> _Instruction_
Return all the entries exactly, keeping pictures out.

Excerpt from a dataset:
┌──

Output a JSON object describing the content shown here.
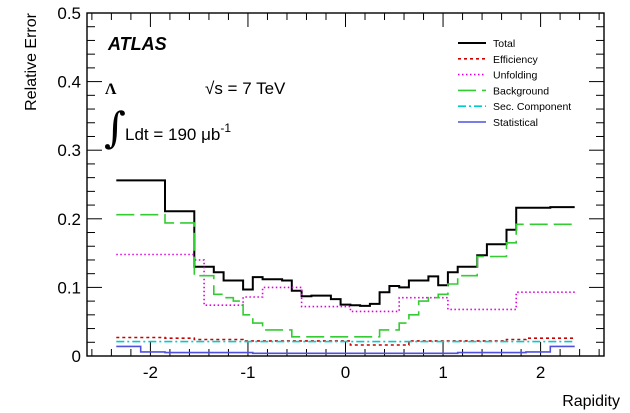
{
  "chart_data": {
    "type": "line",
    "xlabel": "Rapidity",
    "ylabel": "Relative Error",
    "xlim": [
      -2.65,
      2.65
    ],
    "ylim": [
      0,
      0.5
    ],
    "x_ticks": [
      "-2",
      "-1",
      "0",
      "1",
      "2"
    ],
    "y_ticks": [
      "0",
      "0.1",
      "0.2",
      "0.3",
      "0.4",
      "0.5"
    ],
    "grid": false,
    "legend_position": "top-right",
    "annotations": {
      "experiment": "ATLAS",
      "energy": "√s = 7 TeV",
      "lumi_symbol": "Λ",
      "lumi_integral": "∫",
      "lumi_text": "Ldt = 190 μb",
      "lumi_exp": "-1"
    },
    "bin_edges": [
      -2.35,
      -2.1,
      -1.85,
      -1.75,
      -1.55,
      -1.45,
      -1.35,
      -1.25,
      -1.15,
      -1.05,
      -0.95,
      -0.85,
      -0.75,
      -0.65,
      -0.55,
      -0.45,
      -0.35,
      -0.25,
      -0.15,
      -0.05,
      0.05,
      0.15,
      0.25,
      0.35,
      0.45,
      0.55,
      0.65,
      0.75,
      0.85,
      0.95,
      1.05,
      1.15,
      1.25,
      1.35,
      1.45,
      1.55,
      1.65,
      1.75,
      1.85,
      2.1,
      2.35
    ],
    "series": [
      {
        "name": "Total",
        "color": "#000000",
        "dash": "",
        "values": [
          0.256,
          0.256,
          0.211,
          0.211,
          0.13,
          0.13,
          0.122,
          0.11,
          0.11,
          0.097,
          0.115,
          0.112,
          0.112,
          0.11,
          0.095,
          0.087,
          0.088,
          0.088,
          0.083,
          0.075,
          0.074,
          0.073,
          0.076,
          0.093,
          0.102,
          0.1,
          0.11,
          0.11,
          0.116,
          0.103,
          0.122,
          0.13,
          0.13,
          0.147,
          0.163,
          0.163,
          0.184,
          0.216,
          0.216,
          0.217
        ]
      },
      {
        "name": "Efficiency",
        "color": "#cc0000",
        "dash": "3,3",
        "values": [
          0.027,
          0.027,
          0.026,
          0.026,
          0.024,
          0.024,
          0.024,
          0.024,
          0.024,
          0.022,
          0.022,
          0.022,
          0.022,
          0.022,
          0.022,
          0.022,
          0.022,
          0.022,
          0.022,
          0.022,
          0.016,
          0.016,
          0.016,
          0.016,
          0.016,
          0.016,
          0.022,
          0.022,
          0.022,
          0.022,
          0.022,
          0.022,
          0.022,
          0.022,
          0.022,
          0.022,
          0.024,
          0.024,
          0.026,
          0.026
        ]
      },
      {
        "name": "Unfolding",
        "color": "#dd00dd",
        "dash": "1.5,2.5",
        "values": [
          0.148,
          0.148,
          0.148,
          0.148,
          0.14,
          0.074,
          0.074,
          0.074,
          0.074,
          0.086,
          0.086,
          0.1,
          0.1,
          0.1,
          0.1,
          0.072,
          0.072,
          0.072,
          0.072,
          0.072,
          0.065,
          0.065,
          0.065,
          0.065,
          0.065,
          0.085,
          0.085,
          0.085,
          0.085,
          0.085,
          0.068,
          0.068,
          0.068,
          0.068,
          0.068,
          0.068,
          0.068,
          0.093,
          0.093,
          0.093
        ]
      },
      {
        "name": "Background",
        "color": "#33cc33",
        "dash": "18,6",
        "values": [
          0.206,
          0.206,
          0.194,
          0.194,
          0.117,
          0.117,
          0.09,
          0.085,
          0.08,
          0.06,
          0.048,
          0.038,
          0.038,
          0.038,
          0.028,
          0.028,
          0.028,
          0.028,
          0.028,
          0.028,
          0.028,
          0.028,
          0.028,
          0.038,
          0.038,
          0.048,
          0.06,
          0.08,
          0.085,
          0.09,
          0.105,
          0.117,
          0.117,
          0.145,
          0.145,
          0.145,
          0.165,
          0.192,
          0.192,
          0.192
        ]
      },
      {
        "name": "Sec. Component",
        "color": "#00cccc",
        "dash": "8,3,2,3",
        "values": [
          0.021,
          0.021,
          0.021,
          0.021,
          0.021,
          0.021,
          0.021,
          0.021,
          0.021,
          0.021,
          0.021,
          0.021,
          0.021,
          0.021,
          0.021,
          0.021,
          0.021,
          0.021,
          0.021,
          0.021,
          0.021,
          0.021,
          0.021,
          0.021,
          0.021,
          0.021,
          0.021,
          0.021,
          0.021,
          0.021,
          0.021,
          0.021,
          0.021,
          0.021,
          0.021,
          0.021,
          0.021,
          0.021,
          0.021,
          0.021
        ]
      },
      {
        "name": "Statistical",
        "color": "#5050dd",
        "dash": "",
        "values": [
          0.014,
          0.006,
          0.005,
          0.005,
          0.005,
          0.005,
          0.005,
          0.005,
          0.005,
          0.005,
          0.004,
          0.004,
          0.004,
          0.004,
          0.004,
          0.004,
          0.004,
          0.004,
          0.004,
          0.004,
          0.004,
          0.004,
          0.004,
          0.004,
          0.004,
          0.004,
          0.004,
          0.004,
          0.004,
          0.004,
          0.004,
          0.005,
          0.005,
          0.005,
          0.005,
          0.005,
          0.005,
          0.005,
          0.006,
          0.014
        ]
      }
    ]
  }
}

└──

> _Task result_
Output a JSON object describing the content shown here.
{
  "chart_data": {
    "type": "line",
    "xlabel": "Rapidity",
    "ylabel": "Relative Error",
    "xlim": [
      -2.65,
      2.65
    ],
    "ylim": [
      0,
      0.5
    ],
    "x_ticks": [
      "-2",
      "-1",
      "0",
      "1",
      "2"
    ],
    "y_ticks": [
      "0",
      "0.1",
      "0.2",
      "0.3",
      "0.4",
      "0.5"
    ],
    "grid": false,
    "legend_position": "top-right",
    "annotations": {
      "experiment": "ATLAS",
      "energy": "√s = 7 TeV",
      "lumi_symbol": "Λ",
      "lumi_integral": "∫",
      "lumi_text": "Ldt = 190 μb",
      "lumi_exp": "-1"
    },
    "bin_edges": [
      -2.35,
      -2.1,
      -1.85,
      -1.75,
      -1.55,
      -1.45,
      -1.35,
      -1.25,
      -1.15,
      -1.05,
      -0.95,
      -0.85,
      -0.75,
      -0.65,
      -0.55,
      -0.45,
      -0.35,
      -0.25,
      -0.15,
      -0.05,
      0.05,
      0.15,
      0.25,
      0.35,
      0.45,
      0.55,
      0.65,
      0.75,
      0.85,
      0.95,
      1.05,
      1.15,
      1.25,
      1.35,
      1.45,
      1.55,
      1.65,
      1.75,
      1.85,
      2.1,
      2.35
    ],
    "series": [
      {
        "name": "Total",
        "color": "#000000",
        "dash": "",
        "values": [
          0.256,
          0.256,
          0.211,
          0.211,
          0.13,
          0.13,
          0.122,
          0.11,
          0.11,
          0.097,
          0.115,
          0.112,
          0.112,
          0.11,
          0.095,
          0.087,
          0.088,
          0.088,
          0.083,
          0.075,
          0.074,
          0.073,
          0.076,
          0.093,
          0.102,
          0.1,
          0.11,
          0.11,
          0.116,
          0.103,
          0.122,
          0.13,
          0.13,
          0.147,
          0.163,
          0.163,
          0.184,
          0.216,
          0.216,
          0.217
        ]
      },
      {
        "name": "Efficiency",
        "color": "#cc0000",
        "dash": "3,3",
        "values": [
          0.027,
          0.027,
          0.026,
          0.026,
          0.024,
          0.024,
          0.024,
          0.024,
          0.024,
          0.022,
          0.022,
          0.022,
          0.022,
          0.022,
          0.022,
          0.022,
          0.022,
          0.022,
          0.022,
          0.022,
          0.016,
          0.016,
          0.016,
          0.016,
          0.016,
          0.016,
          0.022,
          0.022,
          0.022,
          0.022,
          0.022,
          0.022,
          0.022,
          0.022,
          0.022,
          0.022,
          0.024,
          0.024,
          0.026,
          0.026
        ]
      },
      {
        "name": "Unfolding",
        "color": "#dd00dd",
        "dash": "1.5,2.5",
        "values": [
          0.148,
          0.148,
          0.148,
          0.148,
          0.14,
          0.074,
          0.074,
          0.074,
          0.074,
          0.086,
          0.086,
          0.1,
          0.1,
          0.1,
          0.1,
          0.072,
          0.072,
          0.072,
          0.072,
          0.072,
          0.065,
          0.065,
          0.065,
          0.065,
          0.065,
          0.085,
          0.085,
          0.085,
          0.085,
          0.085,
          0.068,
          0.068,
          0.068,
          0.068,
          0.068,
          0.068,
          0.068,
          0.093,
          0.093,
          0.093
        ]
      },
      {
        "name": "Background",
        "color": "#33cc33",
        "dash": "18,6",
        "values": [
          0.206,
          0.206,
          0.194,
          0.194,
          0.117,
          0.117,
          0.09,
          0.085,
          0.08,
          0.06,
          0.048,
          0.038,
          0.038,
          0.038,
          0.028,
          0.028,
          0.028,
          0.028,
          0.028,
          0.028,
          0.028,
          0.028,
          0.028,
          0.038,
          0.038,
          0.048,
          0.06,
          0.08,
          0.085,
          0.09,
          0.105,
          0.117,
          0.117,
          0.145,
          0.145,
          0.145,
          0.165,
          0.192,
          0.192,
          0.192
        ]
      },
      {
        "name": "Sec. Component",
        "color": "#00cccc",
        "dash": "8,3,2,3",
        "values": [
          0.021,
          0.021,
          0.021,
          0.021,
          0.021,
          0.021,
          0.021,
          0.021,
          0.021,
          0.021,
          0.021,
          0.021,
          0.021,
          0.021,
          0.021,
          0.021,
          0.021,
          0.021,
          0.021,
          0.021,
          0.021,
          0.021,
          0.021,
          0.021,
          0.021,
          0.021,
          0.021,
          0.021,
          0.021,
          0.021,
          0.021,
          0.021,
          0.021,
          0.021,
          0.021,
          0.021,
          0.021,
          0.021,
          0.021,
          0.021
        ]
      },
      {
        "name": "Statistical",
        "color": "#5050dd",
        "dash": "",
        "values": [
          0.014,
          0.006,
          0.005,
          0.005,
          0.005,
          0.005,
          0.005,
          0.005,
          0.005,
          0.005,
          0.004,
          0.004,
          0.004,
          0.004,
          0.004,
          0.004,
          0.004,
          0.004,
          0.004,
          0.004,
          0.004,
          0.004,
          0.004,
          0.004,
          0.004,
          0.004,
          0.004,
          0.004,
          0.004,
          0.004,
          0.004,
          0.005,
          0.005,
          0.005,
          0.005,
          0.005,
          0.005,
          0.005,
          0.006,
          0.014
        ]
      }
    ]
  }
}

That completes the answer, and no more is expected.